» **AIM OF THE EXERCISE**:
Which lines run from the one containing "Convert this screenshot" to the end of the entries? Quote them exactly, and nothing else.

:::::

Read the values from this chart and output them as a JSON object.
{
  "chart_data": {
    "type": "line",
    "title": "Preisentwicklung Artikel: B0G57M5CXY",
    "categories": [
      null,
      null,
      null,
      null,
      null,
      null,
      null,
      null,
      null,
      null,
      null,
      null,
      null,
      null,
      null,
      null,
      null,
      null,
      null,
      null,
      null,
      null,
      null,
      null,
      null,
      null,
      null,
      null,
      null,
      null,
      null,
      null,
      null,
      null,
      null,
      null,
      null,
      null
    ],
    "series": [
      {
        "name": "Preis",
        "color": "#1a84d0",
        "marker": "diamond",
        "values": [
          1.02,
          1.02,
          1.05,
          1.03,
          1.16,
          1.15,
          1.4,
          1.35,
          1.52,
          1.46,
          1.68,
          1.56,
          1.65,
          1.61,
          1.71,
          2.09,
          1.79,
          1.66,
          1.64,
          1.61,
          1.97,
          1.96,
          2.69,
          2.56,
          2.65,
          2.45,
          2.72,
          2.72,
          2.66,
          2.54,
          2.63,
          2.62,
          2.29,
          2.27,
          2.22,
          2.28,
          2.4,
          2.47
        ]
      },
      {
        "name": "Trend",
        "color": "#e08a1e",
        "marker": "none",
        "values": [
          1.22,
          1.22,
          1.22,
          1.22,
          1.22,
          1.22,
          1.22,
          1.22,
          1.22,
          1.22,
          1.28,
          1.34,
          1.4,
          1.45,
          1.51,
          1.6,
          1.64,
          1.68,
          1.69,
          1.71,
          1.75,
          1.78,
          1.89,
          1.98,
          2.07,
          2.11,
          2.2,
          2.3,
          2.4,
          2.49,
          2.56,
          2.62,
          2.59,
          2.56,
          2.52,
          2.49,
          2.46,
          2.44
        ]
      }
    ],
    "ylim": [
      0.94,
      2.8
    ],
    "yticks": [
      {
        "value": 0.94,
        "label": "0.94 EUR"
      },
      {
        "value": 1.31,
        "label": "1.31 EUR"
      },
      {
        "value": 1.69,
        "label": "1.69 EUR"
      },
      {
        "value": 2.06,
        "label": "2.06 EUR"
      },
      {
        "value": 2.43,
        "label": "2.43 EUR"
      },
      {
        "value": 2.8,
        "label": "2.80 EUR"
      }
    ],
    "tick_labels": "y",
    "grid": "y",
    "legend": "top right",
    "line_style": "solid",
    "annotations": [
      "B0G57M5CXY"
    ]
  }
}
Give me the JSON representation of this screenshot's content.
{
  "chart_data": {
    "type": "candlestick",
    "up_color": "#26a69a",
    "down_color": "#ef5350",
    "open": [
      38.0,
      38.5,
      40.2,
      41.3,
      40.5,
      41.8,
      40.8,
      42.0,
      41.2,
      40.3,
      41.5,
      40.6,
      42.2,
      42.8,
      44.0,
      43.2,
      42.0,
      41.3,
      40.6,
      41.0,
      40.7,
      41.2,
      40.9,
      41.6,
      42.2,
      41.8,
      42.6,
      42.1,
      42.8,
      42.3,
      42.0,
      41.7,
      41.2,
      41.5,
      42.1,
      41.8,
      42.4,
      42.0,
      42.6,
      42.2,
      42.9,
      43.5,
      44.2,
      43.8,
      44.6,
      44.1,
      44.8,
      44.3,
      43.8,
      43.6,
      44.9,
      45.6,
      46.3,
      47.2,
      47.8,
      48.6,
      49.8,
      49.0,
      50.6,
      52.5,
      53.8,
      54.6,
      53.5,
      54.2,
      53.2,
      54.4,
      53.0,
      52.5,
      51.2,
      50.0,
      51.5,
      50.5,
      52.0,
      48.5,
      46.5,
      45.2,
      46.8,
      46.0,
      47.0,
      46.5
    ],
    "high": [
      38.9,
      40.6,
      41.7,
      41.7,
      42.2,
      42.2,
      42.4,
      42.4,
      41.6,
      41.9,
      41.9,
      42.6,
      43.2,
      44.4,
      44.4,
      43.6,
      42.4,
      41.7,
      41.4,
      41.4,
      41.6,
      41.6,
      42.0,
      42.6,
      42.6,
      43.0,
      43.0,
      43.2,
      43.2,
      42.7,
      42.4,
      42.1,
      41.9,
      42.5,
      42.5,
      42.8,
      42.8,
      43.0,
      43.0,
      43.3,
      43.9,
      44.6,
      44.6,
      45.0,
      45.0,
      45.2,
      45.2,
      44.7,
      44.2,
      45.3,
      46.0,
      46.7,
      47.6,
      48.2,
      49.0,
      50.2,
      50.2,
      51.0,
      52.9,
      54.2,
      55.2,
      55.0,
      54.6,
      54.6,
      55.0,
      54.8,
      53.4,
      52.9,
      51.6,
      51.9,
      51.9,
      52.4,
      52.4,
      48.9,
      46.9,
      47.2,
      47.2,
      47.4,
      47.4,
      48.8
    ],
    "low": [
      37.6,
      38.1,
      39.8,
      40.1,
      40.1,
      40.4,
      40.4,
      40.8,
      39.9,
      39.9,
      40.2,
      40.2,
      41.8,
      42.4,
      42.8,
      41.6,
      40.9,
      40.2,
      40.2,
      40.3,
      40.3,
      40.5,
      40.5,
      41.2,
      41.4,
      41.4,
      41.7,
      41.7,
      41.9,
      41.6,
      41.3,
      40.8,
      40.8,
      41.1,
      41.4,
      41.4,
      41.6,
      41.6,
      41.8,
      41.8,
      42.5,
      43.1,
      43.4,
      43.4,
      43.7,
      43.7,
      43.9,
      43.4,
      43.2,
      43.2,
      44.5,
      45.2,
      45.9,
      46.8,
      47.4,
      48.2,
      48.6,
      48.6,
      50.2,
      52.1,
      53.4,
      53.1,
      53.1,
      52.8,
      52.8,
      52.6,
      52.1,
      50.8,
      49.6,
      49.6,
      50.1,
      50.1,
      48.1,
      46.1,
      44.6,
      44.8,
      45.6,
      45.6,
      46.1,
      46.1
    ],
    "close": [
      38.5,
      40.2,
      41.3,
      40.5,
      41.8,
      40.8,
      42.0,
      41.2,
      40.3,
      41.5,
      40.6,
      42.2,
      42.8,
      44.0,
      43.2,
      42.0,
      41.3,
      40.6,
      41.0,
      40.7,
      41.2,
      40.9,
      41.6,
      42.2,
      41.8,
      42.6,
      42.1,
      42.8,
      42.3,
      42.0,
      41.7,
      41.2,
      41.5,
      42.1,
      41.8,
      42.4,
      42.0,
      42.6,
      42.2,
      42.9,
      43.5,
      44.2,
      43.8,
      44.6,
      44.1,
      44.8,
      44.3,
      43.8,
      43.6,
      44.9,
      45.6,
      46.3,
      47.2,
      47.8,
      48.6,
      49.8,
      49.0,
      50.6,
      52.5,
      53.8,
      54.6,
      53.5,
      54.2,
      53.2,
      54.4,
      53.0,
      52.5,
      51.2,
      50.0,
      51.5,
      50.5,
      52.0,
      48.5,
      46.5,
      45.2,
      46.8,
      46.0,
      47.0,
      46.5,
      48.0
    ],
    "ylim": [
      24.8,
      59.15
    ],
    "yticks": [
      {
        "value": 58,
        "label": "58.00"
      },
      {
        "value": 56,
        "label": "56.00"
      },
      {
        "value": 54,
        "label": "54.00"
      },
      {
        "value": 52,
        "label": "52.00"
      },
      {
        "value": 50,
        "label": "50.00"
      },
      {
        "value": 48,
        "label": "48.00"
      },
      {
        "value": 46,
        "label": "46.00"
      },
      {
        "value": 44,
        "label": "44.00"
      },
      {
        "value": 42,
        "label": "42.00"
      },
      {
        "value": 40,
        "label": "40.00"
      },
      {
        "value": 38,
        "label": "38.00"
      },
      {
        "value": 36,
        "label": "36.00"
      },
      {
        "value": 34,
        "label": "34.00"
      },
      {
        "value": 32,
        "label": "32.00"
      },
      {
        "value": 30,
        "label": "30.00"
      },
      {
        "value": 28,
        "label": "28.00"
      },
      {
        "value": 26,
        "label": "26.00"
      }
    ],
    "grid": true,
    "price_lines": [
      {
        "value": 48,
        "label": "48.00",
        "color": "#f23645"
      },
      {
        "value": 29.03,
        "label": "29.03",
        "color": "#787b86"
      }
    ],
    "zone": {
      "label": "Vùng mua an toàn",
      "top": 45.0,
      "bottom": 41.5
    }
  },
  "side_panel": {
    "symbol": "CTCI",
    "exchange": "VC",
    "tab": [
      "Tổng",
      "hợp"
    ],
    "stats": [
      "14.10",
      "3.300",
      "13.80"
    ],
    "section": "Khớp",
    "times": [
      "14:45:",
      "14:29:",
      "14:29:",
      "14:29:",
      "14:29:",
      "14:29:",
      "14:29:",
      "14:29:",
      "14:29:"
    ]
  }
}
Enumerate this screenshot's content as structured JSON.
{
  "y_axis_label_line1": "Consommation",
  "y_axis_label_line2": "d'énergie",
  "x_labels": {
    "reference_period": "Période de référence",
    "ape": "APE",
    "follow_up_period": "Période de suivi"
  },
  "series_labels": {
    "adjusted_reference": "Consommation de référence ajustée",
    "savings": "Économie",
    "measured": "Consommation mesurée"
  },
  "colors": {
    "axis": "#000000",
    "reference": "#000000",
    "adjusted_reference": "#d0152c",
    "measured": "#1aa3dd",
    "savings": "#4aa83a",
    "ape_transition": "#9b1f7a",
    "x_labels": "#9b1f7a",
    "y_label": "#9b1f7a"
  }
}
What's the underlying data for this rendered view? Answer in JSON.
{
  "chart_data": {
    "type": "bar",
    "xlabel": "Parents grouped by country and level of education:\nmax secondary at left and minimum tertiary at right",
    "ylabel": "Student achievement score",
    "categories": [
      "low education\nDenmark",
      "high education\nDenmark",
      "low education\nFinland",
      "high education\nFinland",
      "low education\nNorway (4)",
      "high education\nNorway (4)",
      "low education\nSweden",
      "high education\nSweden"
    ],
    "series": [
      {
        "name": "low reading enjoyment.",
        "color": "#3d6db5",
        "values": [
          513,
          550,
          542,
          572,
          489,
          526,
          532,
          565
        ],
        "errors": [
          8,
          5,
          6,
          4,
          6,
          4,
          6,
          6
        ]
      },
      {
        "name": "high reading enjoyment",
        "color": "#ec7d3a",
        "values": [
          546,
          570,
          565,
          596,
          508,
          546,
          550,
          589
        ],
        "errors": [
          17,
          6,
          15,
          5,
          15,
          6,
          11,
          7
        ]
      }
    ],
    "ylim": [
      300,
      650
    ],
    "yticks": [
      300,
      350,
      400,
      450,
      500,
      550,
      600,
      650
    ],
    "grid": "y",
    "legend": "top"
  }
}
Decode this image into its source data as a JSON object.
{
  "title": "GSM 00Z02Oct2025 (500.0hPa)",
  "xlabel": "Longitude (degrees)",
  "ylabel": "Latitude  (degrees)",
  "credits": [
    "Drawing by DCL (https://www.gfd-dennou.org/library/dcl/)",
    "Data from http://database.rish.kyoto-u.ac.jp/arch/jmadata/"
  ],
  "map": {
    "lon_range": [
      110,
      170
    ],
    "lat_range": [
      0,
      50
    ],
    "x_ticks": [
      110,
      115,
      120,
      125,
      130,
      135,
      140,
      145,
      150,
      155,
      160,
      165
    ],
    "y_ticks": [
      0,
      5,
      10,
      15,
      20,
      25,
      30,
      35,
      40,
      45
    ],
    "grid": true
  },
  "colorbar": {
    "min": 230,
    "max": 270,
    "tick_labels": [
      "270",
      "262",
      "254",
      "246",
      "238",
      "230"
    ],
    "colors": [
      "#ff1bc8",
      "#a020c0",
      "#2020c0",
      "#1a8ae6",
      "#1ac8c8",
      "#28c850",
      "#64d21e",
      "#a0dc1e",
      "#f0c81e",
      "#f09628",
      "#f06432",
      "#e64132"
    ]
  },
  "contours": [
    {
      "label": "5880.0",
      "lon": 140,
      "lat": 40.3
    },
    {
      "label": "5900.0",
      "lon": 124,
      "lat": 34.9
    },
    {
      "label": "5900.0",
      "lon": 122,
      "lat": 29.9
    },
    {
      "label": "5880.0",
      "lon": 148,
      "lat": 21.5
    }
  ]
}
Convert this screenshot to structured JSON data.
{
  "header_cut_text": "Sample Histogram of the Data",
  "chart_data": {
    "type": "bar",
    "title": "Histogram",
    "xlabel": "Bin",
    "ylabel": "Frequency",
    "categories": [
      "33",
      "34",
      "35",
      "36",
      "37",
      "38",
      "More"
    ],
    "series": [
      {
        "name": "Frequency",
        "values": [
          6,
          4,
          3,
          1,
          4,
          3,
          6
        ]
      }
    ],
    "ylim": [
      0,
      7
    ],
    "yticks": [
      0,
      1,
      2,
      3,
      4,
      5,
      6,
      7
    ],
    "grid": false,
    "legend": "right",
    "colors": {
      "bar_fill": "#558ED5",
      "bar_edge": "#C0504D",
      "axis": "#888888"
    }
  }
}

:::::

» **COMPLETE ANSWER**:
Convert this screenshot to structured JSON data.
{
  "header_cut_text": "Sample Histogram of the Data",
  "chart_data": {
    "type": "bar",
    "title": "Histogram",
    "xlabel": "Bin",
    "ylabel": "Frequency",
    "categories": [
      "33",
      "34",
      "35",
      "36",
      "37",
      "38",
      "More"
    ],
    "series": [
      {
        "name": "Frequency",
        "values": [
          6,
          4,
          3,
          1,
          4,
          3,
          6
        ]
      }
    ],
    "ylim": [
      0,
      7
    ],
    "yticks": [
      0,
      1,
      2,
      3,
      4,
      5,
      6,
      7
    ],
    "grid": false,
    "legend": "right",
    "colors": {
      "bar_fill": "#558ED5",
      "bar_edge": "#C0504D",
      "axis": "#888888"
    }
  }
}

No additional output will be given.